■ **Directive**: Every line below that holds the string "beer" should be copied out.

■ **Dataset entries**:

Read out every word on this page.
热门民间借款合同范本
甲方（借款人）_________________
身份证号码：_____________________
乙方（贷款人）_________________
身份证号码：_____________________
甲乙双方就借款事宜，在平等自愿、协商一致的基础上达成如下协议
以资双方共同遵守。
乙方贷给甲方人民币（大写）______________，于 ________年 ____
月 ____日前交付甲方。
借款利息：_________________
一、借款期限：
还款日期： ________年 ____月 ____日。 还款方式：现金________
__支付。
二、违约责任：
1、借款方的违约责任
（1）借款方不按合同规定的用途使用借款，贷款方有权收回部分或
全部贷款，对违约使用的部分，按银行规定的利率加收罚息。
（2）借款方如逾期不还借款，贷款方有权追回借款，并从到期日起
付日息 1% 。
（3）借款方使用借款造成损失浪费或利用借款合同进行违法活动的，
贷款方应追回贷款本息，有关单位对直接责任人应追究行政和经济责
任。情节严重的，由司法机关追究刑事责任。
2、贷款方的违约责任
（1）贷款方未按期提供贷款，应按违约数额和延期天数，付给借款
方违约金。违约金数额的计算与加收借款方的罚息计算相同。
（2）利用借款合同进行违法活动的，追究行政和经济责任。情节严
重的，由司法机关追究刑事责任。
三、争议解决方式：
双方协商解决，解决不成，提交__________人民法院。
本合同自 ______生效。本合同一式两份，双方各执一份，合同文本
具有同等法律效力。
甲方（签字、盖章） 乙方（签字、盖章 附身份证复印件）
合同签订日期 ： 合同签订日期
...
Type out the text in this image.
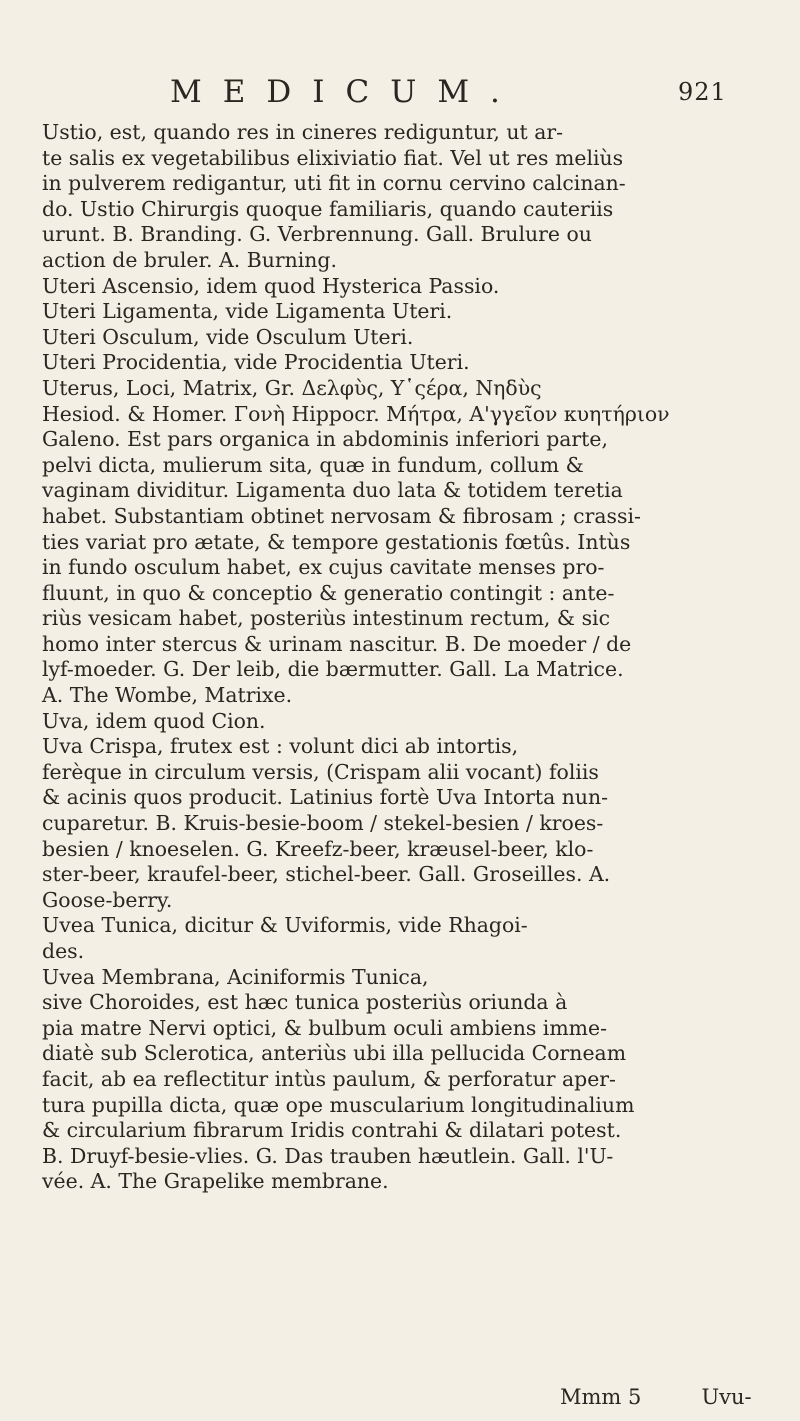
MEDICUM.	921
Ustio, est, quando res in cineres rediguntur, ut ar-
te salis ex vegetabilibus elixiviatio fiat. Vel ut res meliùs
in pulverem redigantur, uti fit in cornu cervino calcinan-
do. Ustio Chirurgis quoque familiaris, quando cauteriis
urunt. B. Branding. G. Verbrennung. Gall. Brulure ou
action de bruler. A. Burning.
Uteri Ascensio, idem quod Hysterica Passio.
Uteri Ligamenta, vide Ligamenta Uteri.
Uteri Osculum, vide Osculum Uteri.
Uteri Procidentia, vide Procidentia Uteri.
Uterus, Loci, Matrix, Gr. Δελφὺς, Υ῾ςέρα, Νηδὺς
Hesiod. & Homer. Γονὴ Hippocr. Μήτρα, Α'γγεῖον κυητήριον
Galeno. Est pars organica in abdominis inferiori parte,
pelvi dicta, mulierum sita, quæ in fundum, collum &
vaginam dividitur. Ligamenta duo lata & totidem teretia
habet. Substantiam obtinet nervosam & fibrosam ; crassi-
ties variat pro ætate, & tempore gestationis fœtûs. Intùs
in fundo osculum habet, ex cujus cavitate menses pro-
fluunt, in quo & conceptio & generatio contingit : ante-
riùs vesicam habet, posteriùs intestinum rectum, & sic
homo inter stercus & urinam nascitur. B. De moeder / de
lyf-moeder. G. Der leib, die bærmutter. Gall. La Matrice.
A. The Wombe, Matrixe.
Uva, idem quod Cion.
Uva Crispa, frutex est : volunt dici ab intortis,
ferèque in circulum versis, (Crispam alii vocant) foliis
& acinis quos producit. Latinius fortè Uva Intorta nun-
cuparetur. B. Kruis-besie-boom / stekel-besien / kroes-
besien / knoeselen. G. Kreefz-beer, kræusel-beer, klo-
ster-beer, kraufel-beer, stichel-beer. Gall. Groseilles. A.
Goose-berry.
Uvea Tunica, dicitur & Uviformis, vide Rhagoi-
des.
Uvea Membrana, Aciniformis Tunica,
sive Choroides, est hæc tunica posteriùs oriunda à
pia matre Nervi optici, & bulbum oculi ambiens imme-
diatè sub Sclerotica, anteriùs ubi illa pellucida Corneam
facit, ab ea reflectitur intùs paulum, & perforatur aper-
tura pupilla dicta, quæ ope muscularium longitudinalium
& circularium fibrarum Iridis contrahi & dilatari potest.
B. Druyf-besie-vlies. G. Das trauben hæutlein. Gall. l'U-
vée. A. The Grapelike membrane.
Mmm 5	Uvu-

■ **Solution to the exercise**:
besien / knoeselen. G. Kreefz-beer, kræusel-beer, klo-
ster-beer, kraufel-beer, stichel-beer. Gall. Groseilles. A.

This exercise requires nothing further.